====== Records for the exercise

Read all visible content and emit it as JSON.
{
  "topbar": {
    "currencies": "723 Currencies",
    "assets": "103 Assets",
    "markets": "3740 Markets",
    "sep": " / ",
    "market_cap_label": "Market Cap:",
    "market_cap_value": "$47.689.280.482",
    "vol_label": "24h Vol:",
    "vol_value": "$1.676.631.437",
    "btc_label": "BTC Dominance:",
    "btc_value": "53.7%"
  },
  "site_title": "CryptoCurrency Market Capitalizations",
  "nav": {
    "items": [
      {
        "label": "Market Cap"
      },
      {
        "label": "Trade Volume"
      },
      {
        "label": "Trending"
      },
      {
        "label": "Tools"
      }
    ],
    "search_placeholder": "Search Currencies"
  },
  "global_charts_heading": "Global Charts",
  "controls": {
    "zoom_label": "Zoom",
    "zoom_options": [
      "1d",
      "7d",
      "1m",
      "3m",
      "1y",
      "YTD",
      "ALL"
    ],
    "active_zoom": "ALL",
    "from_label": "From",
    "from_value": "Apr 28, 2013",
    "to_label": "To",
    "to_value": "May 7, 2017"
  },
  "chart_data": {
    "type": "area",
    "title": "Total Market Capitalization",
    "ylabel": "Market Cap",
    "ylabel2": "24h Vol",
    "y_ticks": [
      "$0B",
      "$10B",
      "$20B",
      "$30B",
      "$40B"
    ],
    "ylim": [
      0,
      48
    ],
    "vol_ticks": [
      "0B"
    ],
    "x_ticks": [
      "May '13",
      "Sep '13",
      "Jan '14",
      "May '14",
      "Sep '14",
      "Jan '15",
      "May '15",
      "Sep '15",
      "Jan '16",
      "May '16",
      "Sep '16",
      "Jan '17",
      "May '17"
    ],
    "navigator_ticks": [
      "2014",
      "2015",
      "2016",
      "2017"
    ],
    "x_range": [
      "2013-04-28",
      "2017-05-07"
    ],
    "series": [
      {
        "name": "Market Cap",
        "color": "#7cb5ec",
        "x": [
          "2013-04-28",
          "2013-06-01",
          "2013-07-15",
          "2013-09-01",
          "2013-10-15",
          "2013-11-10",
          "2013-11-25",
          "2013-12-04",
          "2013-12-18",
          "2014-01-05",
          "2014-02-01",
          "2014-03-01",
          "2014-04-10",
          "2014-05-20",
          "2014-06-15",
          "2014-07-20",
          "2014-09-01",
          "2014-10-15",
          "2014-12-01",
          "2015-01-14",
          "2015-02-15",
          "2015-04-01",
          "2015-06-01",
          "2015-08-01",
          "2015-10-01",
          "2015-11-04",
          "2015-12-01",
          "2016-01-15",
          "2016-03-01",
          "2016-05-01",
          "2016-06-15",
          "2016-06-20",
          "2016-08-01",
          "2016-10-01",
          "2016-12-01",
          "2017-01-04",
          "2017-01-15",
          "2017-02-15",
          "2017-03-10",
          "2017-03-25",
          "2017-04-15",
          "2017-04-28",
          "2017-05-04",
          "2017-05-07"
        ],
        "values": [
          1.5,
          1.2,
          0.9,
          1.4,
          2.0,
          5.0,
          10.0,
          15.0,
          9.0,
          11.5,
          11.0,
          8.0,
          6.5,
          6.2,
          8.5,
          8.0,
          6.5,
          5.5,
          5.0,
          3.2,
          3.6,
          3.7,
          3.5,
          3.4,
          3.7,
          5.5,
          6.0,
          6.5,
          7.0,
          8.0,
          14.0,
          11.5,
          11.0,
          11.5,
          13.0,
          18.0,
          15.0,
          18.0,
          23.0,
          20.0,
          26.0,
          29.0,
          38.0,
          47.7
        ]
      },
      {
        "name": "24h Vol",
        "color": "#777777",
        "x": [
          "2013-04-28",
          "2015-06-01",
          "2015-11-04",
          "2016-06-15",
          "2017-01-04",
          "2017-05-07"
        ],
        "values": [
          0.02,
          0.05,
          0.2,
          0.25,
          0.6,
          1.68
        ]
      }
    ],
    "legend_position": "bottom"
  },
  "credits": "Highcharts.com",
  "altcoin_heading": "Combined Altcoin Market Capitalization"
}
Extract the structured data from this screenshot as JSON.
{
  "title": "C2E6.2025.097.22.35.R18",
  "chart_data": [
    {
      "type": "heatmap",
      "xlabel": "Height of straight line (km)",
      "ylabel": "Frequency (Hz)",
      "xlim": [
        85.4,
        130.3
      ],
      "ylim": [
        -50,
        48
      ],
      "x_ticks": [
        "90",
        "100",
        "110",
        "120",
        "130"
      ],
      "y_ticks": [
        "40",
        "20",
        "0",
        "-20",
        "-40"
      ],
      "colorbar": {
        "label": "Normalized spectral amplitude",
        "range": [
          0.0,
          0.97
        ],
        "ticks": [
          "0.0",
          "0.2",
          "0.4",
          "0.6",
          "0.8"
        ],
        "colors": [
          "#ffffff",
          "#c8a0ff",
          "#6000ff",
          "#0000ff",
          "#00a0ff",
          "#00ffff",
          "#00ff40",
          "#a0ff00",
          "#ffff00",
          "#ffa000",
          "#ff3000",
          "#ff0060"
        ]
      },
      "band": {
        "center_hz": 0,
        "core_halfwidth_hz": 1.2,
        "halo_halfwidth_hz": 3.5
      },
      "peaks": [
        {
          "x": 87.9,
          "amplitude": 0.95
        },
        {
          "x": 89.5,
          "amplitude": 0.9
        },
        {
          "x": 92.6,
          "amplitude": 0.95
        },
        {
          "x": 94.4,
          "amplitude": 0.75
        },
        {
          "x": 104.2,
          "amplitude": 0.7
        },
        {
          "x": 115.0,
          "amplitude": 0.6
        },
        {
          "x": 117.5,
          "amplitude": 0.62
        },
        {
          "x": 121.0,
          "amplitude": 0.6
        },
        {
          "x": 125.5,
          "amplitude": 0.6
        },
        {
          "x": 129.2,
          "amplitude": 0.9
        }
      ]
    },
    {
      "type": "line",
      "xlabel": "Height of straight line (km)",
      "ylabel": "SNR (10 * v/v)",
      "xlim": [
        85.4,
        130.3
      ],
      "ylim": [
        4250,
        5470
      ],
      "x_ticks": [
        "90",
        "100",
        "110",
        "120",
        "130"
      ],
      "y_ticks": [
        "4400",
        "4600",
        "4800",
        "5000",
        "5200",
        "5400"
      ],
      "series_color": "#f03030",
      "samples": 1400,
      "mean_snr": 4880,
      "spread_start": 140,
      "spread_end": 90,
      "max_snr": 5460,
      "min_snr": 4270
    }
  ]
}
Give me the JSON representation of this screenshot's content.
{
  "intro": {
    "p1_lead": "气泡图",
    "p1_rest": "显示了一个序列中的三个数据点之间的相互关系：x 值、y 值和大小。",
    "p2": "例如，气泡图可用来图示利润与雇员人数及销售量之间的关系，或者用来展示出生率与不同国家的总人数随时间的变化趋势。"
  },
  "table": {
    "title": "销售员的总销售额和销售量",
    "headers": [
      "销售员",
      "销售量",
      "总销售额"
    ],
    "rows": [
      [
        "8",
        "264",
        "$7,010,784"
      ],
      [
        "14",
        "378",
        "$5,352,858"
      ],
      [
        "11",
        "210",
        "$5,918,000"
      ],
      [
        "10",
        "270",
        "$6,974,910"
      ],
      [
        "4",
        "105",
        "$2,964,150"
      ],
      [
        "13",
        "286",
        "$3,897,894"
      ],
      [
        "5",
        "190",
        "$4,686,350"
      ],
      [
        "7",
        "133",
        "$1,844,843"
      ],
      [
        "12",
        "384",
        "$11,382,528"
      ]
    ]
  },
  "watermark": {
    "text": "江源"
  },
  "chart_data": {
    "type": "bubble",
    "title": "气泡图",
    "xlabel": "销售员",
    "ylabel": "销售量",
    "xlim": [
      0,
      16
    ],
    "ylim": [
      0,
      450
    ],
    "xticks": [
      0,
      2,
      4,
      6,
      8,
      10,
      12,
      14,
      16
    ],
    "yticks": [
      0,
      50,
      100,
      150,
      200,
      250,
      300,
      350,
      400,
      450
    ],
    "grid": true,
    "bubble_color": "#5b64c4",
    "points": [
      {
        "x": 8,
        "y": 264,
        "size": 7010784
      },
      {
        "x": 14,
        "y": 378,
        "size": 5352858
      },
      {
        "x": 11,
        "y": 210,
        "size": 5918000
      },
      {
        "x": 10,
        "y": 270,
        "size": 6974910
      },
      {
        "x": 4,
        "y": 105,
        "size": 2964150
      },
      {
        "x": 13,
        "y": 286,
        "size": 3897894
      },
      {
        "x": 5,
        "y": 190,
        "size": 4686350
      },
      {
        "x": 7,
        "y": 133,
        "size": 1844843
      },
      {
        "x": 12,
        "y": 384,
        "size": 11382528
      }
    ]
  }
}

============

> Task description
Copy out the lines that hold "screenshot".

> Answer to this exercise
Extract the structured data from this screenshot as JSON.
Give me the JSON representation of this screenshot's content.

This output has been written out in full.